MATERIAL PROVIDED:
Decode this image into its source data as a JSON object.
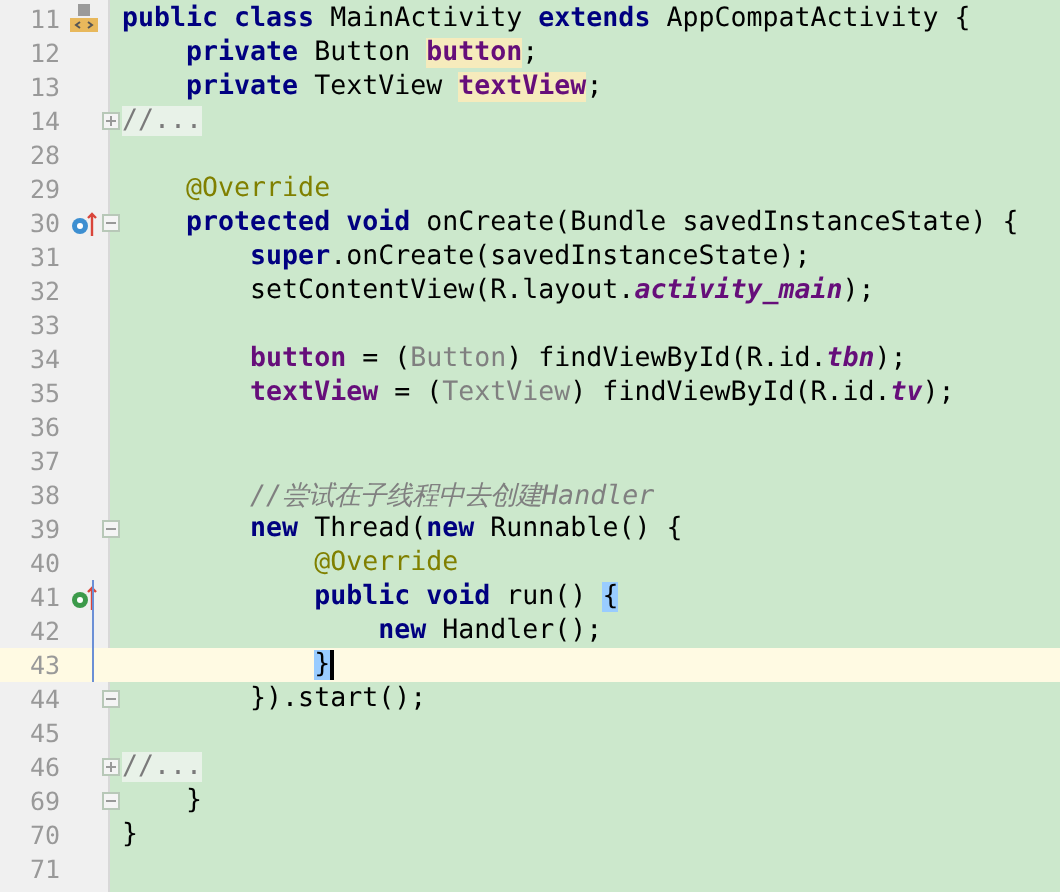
{
  "editor": {
    "lines": [
      {
        "number": "11",
        "current": false,
        "gutter": [
          {
            "kind": "class"
          }
        ],
        "tokens": [
          {
            "text": "public class ",
            "kind": "keyword"
          },
          {
            "text": "MainActivity ",
            "kind": "plain"
          },
          {
            "text": "extends ",
            "kind": "keyword"
          },
          {
            "text": "AppCompatActivity {",
            "kind": "plain"
          }
        ]
      },
      {
        "number": "12",
        "current": false,
        "tokens": [
          {
            "text": "    private ",
            "kind": "keyword"
          },
          {
            "text": "Button ",
            "kind": "plain"
          },
          {
            "text": "button",
            "kind": "field-highlight"
          },
          {
            "text": ";",
            "kind": "plain"
          }
        ]
      },
      {
        "number": "13",
        "current": false,
        "tokens": [
          {
            "text": "    private ",
            "kind": "keyword"
          },
          {
            "text": "TextView ",
            "kind": "plain"
          },
          {
            "text": "textView",
            "kind": "field-highlight"
          },
          {
            "text": ";",
            "kind": "plain"
          }
        ]
      },
      {
        "number": "14",
        "current": false,
        "gutter": [
          {
            "kind": "fold",
            "collapsed": true
          }
        ],
        "tokens": [
          {
            "text": "//...",
            "kind": "folded"
          }
        ]
      },
      {
        "number": "28",
        "current": false
      },
      {
        "number": "29",
        "current": false,
        "tokens": [
          {
            "text": "    @Override",
            "kind": "annotation"
          }
        ]
      },
      {
        "number": "30",
        "current": false,
        "gutter": [
          {
            "kind": "override"
          },
          {
            "kind": "fold",
            "collapsed": false
          }
        ],
        "tokens": [
          {
            "text": "    protected void ",
            "kind": "keyword"
          },
          {
            "text": "onCreate(Bundle savedInstanceState) {",
            "kind": "plain"
          }
        ]
      },
      {
        "number": "31",
        "current": false,
        "tokens": [
          {
            "text": "        super",
            "kind": "keyword"
          },
          {
            "text": ".onCreate(savedInstanceState);",
            "kind": "plain"
          }
        ]
      },
      {
        "number": "32",
        "current": false,
        "tokens": [
          {
            "text": "        setContentView(R.layout.",
            "kind": "plain"
          },
          {
            "text": "activity_main",
            "kind": "static"
          },
          {
            "text": ");",
            "kind": "plain"
          }
        ]
      },
      {
        "number": "33",
        "current": false
      },
      {
        "number": "34",
        "current": false,
        "tokens": [
          {
            "text": "        button",
            "kind": "field"
          },
          {
            "text": " = (",
            "kind": "plain"
          },
          {
            "text": "Button",
            "kind": "cast"
          },
          {
            "text": ") findViewById(R.id.",
            "kind": "plain"
          },
          {
            "text": "tbn",
            "kind": "static"
          },
          {
            "text": ");",
            "kind": "plain"
          }
        ]
      },
      {
        "number": "35",
        "current": false,
        "tokens": [
          {
            "text": "        textView",
            "kind": "field"
          },
          {
            "text": " = (",
            "kind": "plain"
          },
          {
            "text": "TextView",
            "kind": "cast"
          },
          {
            "text": ") findViewById(R.id.",
            "kind": "plain"
          },
          {
            "text": "tv",
            "kind": "static"
          },
          {
            "text": ");",
            "kind": "plain"
          }
        ]
      },
      {
        "number": "36",
        "current": false
      },
      {
        "number": "37",
        "current": false
      },
      {
        "number": "38",
        "current": false,
        "tokens": [
          {
            "text": "        //尝试在子线程中去创建Handler",
            "kind": "comment"
          }
        ]
      },
      {
        "number": "39",
        "current": false,
        "gutter": [
          {
            "kind": "fold",
            "collapsed": false
          }
        ],
        "tokens": [
          {
            "text": "        new ",
            "kind": "keyword"
          },
          {
            "text": "Thread(",
            "kind": "plain"
          },
          {
            "text": "new ",
            "kind": "keyword"
          },
          {
            "text": "Runnable() {",
            "kind": "plain"
          }
        ]
      },
      {
        "number": "40",
        "current": false,
        "tokens": [
          {
            "text": "            @Override",
            "kind": "annotation"
          }
        ]
      },
      {
        "number": "41",
        "current": false,
        "gutter": [
          {
            "kind": "implement"
          }
        ],
        "changed": true,
        "tokens": [
          {
            "text": "            public void ",
            "kind": "keyword"
          },
          {
            "text": "run() ",
            "kind": "plain"
          },
          {
            "text": "{",
            "kind": "brace-match"
          }
        ]
      },
      {
        "number": "42",
        "current": false,
        "changed": true,
        "tokens": [
          {
            "text": "                new ",
            "kind": "keyword"
          },
          {
            "text": "Handler();",
            "kind": "plain"
          }
        ]
      },
      {
        "number": "43",
        "current": true,
        "changed": true,
        "tokens": [
          {
            "text": "            }",
            "kind": "brace-match"
          }
        ]
      },
      {
        "number": "44",
        "current": false,
        "gutter": [
          {
            "kind": "fold",
            "collapsed": false
          }
        ],
        "tokens": [
          {
            "text": "        }).start();",
            "kind": "plain"
          }
        ]
      },
      {
        "number": "45",
        "current": false
      },
      {
        "number": "46",
        "current": false,
        "gutter": [
          {
            "kind": "fold",
            "collapsed": true
          }
        ],
        "tokens": [
          {
            "text": "//...",
            "kind": "folded"
          }
        ]
      },
      {
        "number": "69",
        "current": false,
        "gutter": [
          {
            "kind": "fold",
            "collapsed": false
          }
        ],
        "tokens": [
          {
            "text": "    }",
            "kind": "plain"
          }
        ]
      },
      {
        "number": "70",
        "current": false,
        "tokens": [
          {
            "text": "}",
            "kind": "plain"
          }
        ]
      },
      {
        "number": "71",
        "current": false
      }
    ]
  }
}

WHAT NEEDS TO BE DONE: Copy out each line of the entries that holds "savedInstanceState".

FULL ANSWER:
            "text": "onCreate(Bundle savedInstanceState) {",
            "text": ".onCreate(savedInstanceState);",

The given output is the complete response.